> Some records
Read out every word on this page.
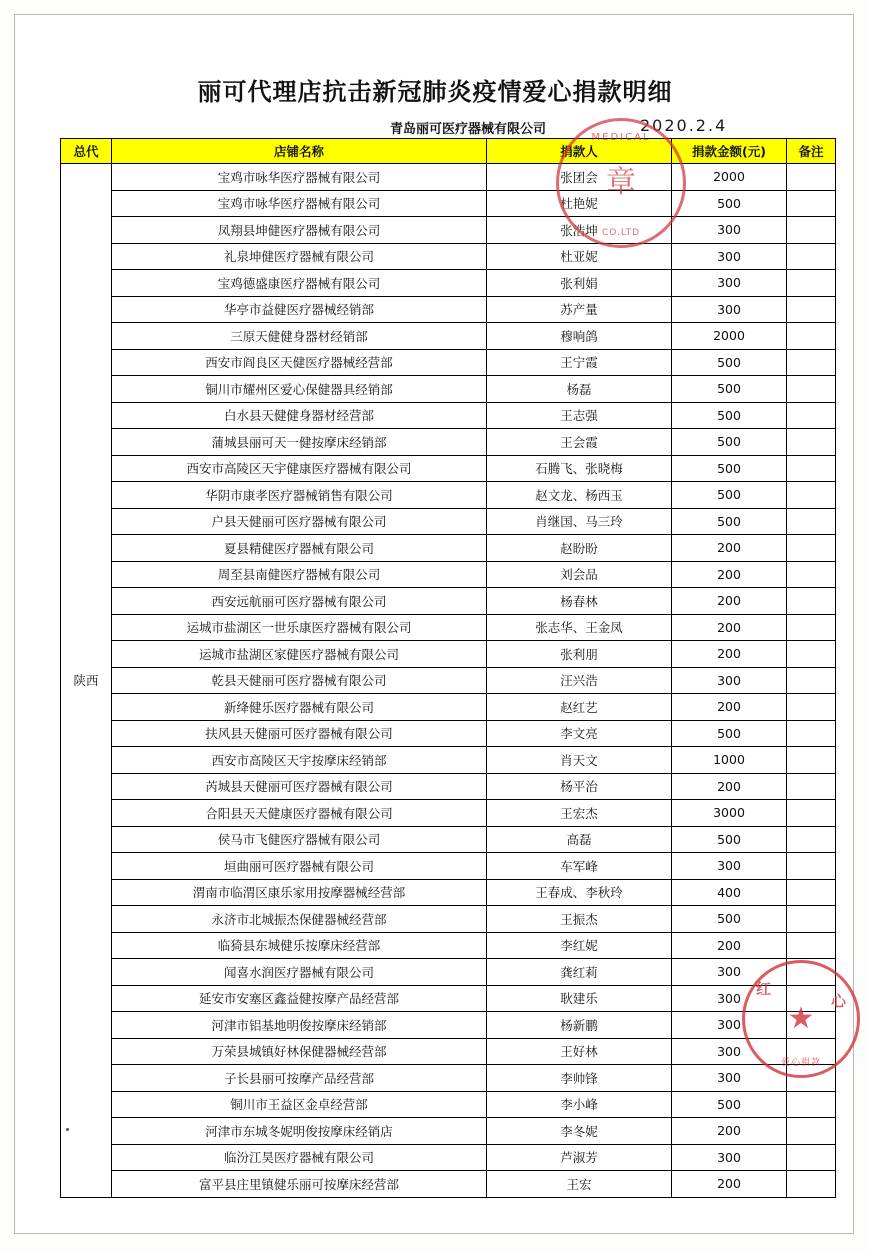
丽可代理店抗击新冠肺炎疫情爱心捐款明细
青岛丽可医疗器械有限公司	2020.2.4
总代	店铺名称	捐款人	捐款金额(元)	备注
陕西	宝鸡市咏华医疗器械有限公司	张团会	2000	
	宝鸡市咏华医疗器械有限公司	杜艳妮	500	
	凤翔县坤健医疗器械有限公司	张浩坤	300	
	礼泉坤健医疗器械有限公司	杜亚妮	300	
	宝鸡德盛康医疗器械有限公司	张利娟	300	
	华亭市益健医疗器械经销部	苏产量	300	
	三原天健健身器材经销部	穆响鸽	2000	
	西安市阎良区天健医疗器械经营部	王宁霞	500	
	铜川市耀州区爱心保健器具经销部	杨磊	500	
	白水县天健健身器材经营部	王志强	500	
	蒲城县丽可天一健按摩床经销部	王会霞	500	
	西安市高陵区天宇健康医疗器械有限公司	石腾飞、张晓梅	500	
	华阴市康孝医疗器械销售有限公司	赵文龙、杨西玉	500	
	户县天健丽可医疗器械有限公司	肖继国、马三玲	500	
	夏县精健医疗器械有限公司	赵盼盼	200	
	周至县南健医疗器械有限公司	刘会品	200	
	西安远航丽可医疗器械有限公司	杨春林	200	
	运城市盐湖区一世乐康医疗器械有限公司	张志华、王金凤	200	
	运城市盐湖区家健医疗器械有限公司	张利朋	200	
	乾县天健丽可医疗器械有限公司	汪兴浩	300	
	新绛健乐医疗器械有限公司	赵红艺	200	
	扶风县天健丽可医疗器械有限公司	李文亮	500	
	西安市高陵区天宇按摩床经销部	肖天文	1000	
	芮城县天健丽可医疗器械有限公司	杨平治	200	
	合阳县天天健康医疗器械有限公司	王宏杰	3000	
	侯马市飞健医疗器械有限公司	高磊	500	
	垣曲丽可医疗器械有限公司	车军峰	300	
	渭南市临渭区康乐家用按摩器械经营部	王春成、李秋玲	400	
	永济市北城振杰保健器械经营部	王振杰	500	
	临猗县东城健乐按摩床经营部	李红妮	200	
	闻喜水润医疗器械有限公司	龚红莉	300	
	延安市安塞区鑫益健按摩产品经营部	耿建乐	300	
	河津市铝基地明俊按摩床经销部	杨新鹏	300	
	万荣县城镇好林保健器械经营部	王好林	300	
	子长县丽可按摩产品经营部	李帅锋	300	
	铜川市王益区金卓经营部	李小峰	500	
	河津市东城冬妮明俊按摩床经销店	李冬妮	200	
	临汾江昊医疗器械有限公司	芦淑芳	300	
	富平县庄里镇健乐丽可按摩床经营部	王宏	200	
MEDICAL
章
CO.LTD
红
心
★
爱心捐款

> STATED EXERCISE
Extract, from the material above, each line holding the word "宝鸡市咏华医疗器械有限公司".

> RESULT BELOW
陕西	宝鸡市咏华医疗器械有限公司	张团会	2000	
	宝鸡市咏华医疗器械有限公司	杜艳妮	500	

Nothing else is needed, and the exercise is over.